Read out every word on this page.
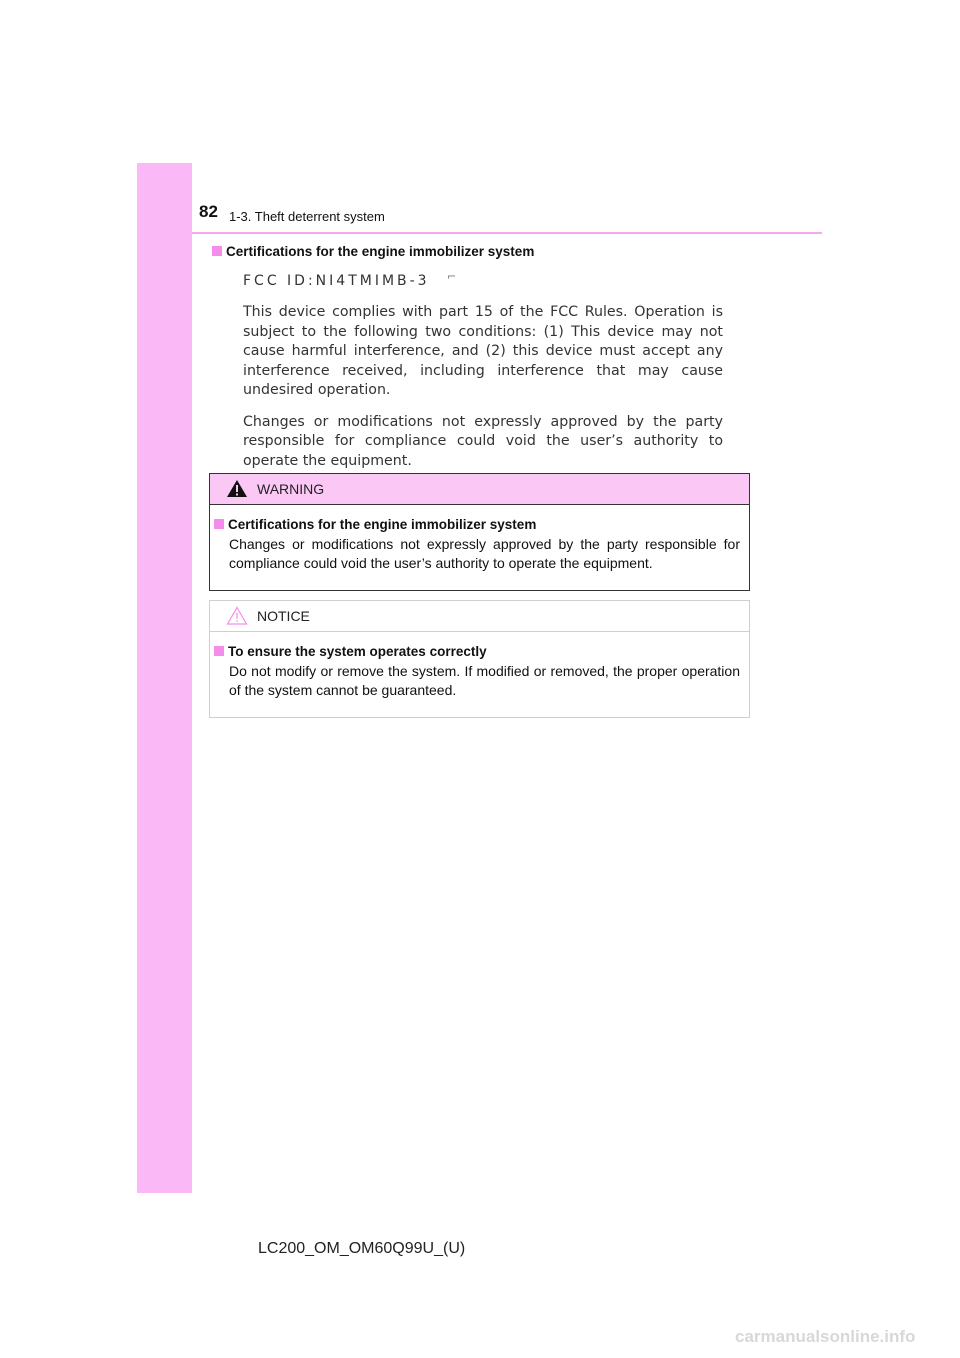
82 1-3. Theft deterrent system
Certifications for the engine immobilizer system
FCC ID:NI4TMIMB-3	⌐

This device complies with part 15 of the FCC Rules. Operation is subject to the following two conditions: (1) This device may not cause harmful interference, and (2) this device must accept any interference received, including interference that may cause undesired operation.

Changes or modifications not expressly approved by the party responsible for compliance could void the user’s authority to operate the equipment.

WARNING
Certifications for the engine immobilizer system
Changes or modifications not expressly approved by the party responsible for compliance could void the user’s authority to operate the equipment.
NOTICE
To ensure the system operates correctly
Do not modify or remove the system. If modified or removed, the proper operation of the system cannot be guaranteed.
LC200_OM_OM60Q99U_(U)
carmanualsonline.info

▬▬▬

Copy the entries exactly. Leave out the images.

Read out every word on this page.
82 1-3. Theft deterrent system
Certifications for the engine immobilizer system
FCC ID:NI4TMIMB-3	⌐

This device complies with part 15 of the FCC Rules. Operation is subject to the following two conditions: (1) This device may not cause harmful interference, and (2) this device must accept any interference received, including interference that may cause undesired operation.

Changes or modifications not expressly approved by the party responsible for compliance could void the user’s authority to operate the equipment.

WARNING
Certifications for the engine immobilizer system
Changes or modifications not expressly approved by the party responsible for compliance could void the user’s authority to operate the equipment.
NOTICE
To ensure the system operates correctly
Do not modify or remove the system. If modified or removed, the proper operation of the system cannot be guaranteed.
LC200_OM_OM60Q99U_(U)
carmanualsonline.info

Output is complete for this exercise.